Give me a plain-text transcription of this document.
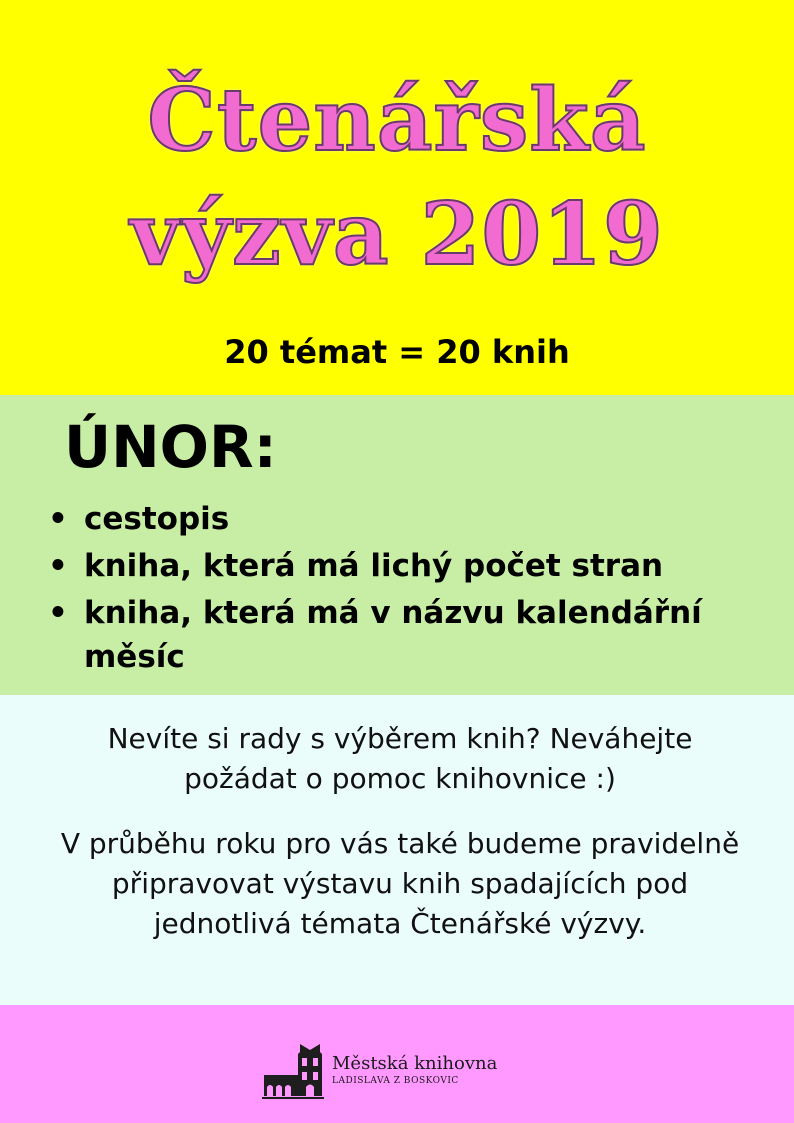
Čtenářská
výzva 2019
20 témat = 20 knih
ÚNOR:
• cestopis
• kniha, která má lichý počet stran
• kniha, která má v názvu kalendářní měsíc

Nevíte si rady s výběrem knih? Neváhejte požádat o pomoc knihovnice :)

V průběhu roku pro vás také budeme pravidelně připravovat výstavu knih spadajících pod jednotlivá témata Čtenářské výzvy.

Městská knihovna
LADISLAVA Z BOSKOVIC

########################################

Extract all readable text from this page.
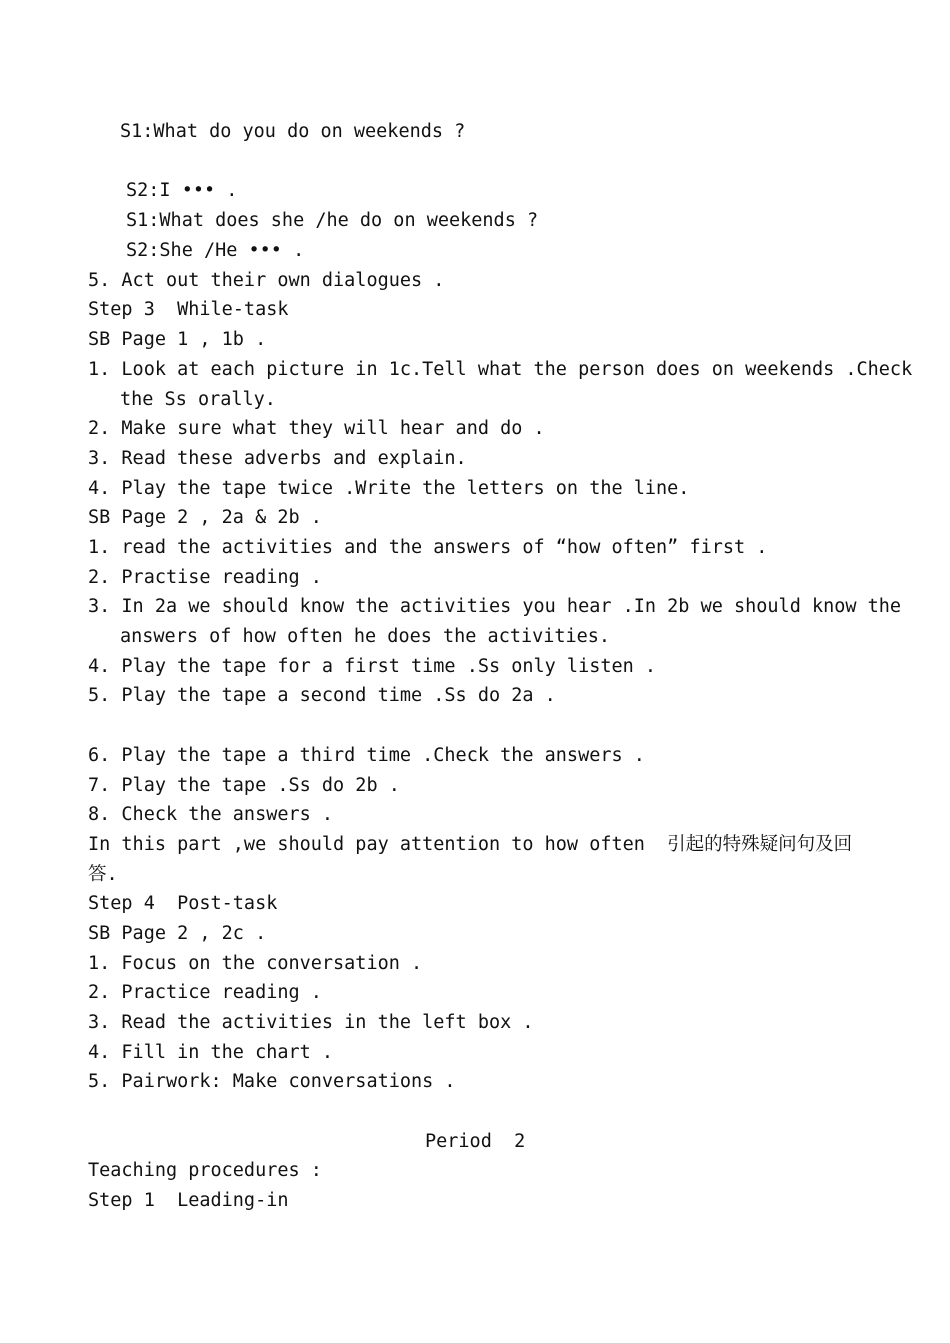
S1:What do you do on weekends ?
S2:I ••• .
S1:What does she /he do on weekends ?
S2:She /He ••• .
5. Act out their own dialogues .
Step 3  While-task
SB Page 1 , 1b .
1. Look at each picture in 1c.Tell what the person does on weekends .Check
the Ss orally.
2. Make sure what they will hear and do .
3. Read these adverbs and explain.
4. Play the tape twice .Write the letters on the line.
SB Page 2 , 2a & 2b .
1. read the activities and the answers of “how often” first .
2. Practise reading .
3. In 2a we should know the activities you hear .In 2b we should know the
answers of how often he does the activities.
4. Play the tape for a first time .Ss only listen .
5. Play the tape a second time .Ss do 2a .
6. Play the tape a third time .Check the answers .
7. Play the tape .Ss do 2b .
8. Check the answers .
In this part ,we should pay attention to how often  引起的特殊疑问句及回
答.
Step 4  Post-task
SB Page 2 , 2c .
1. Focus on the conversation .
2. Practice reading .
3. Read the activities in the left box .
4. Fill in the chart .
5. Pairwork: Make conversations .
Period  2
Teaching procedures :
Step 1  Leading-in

########################################

Find the lines above that contain the word "activities" and collect them.

1. read the activities and the answers of “how often” first .
3. In 2a we should know the activities you hear .In 2b we should know the
answers of how often he does the activities.
3. Read the activities in the left box .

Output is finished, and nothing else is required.